Restate every line of the material, word for word.

▸ **Listing**:
-----
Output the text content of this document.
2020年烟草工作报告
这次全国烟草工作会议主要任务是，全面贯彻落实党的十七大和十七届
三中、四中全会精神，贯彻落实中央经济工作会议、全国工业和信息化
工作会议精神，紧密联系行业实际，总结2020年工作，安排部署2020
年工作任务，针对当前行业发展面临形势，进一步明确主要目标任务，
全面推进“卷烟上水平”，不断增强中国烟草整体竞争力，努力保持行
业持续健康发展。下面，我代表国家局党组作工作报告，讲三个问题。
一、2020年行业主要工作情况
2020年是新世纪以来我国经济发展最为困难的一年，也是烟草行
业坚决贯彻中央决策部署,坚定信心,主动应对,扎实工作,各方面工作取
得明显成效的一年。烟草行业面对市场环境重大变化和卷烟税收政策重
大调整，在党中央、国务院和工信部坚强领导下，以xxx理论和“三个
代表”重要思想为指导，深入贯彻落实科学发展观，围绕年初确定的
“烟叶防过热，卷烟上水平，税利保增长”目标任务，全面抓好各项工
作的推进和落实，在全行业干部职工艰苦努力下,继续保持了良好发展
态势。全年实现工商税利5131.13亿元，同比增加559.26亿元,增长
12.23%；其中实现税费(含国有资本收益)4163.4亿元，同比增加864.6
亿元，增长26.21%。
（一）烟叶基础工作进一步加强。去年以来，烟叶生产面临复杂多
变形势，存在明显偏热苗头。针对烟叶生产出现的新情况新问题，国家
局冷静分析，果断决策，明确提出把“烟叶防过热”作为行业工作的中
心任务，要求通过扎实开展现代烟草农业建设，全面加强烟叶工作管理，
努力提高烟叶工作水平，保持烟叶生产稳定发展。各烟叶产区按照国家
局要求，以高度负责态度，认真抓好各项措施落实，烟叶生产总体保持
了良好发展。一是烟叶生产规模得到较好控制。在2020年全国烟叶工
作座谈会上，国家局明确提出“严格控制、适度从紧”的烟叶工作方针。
-----
▸ **Solved exercise**:
Output the text content of this document.
2020年烟草工作报告
这次全国烟草工作会议主要任务是，全面贯彻落实党的十七大和十七届
三中、四中全会精神，贯彻落实中央经济工作会议、全国工业和信息化
工作会议精神，紧密联系行业实际，总结2020年工作，安排部署2020
年工作任务，针对当前行业发展面临形势，进一步明确主要目标任务，
全面推进“卷烟上水平”，不断增强中国烟草整体竞争力，努力保持行
业持续健康发展。下面，我代表国家局党组作工作报告，讲三个问题。
一、2020年行业主要工作情况
2020年是新世纪以来我国经济发展最为困难的一年，也是烟草行
业坚决贯彻中央决策部署,坚定信心,主动应对,扎实工作,各方面工作取
得明显成效的一年。烟草行业面对市场环境重大变化和卷烟税收政策重
大调整，在党中央、国务院和工信部坚强领导下，以xxx理论和“三个
代表”重要思想为指导，深入贯彻落实科学发展观，围绕年初确定的
“烟叶防过热，卷烟上水平，税利保增长”目标任务，全面抓好各项工
作的推进和落实，在全行业干部职工艰苦努力下,继续保持了良好发展
态势。全年实现工商税利5131.13亿元，同比增加559.26亿元,增长
12.23%；其中实现税费(含国有资本收益)4163.4亿元，同比增加864.6
亿元，增长26.21%。
（一）烟叶基础工作进一步加强。去年以来，烟叶生产面临复杂多
变形势，存在明显偏热苗头。针对烟叶生产出现的新情况新问题，国家
局冷静分析，果断决策，明确提出把“烟叶防过热”作为行业工作的中
心任务，要求通过扎实开展现代烟草农业建设，全面加强烟叶工作管理，
努力提高烟叶工作水平，保持烟叶生产稳定发展。各烟叶产区按照国家
局要求，以高度负责态度，认真抓好各项措施落实，烟叶生产总体保持
了良好发展。一是烟叶生产规模得到较好控制。在2020年全国烟叶工
作座谈会上，国家局明确提出“严格控制、适度从紧”的烟叶工作方针。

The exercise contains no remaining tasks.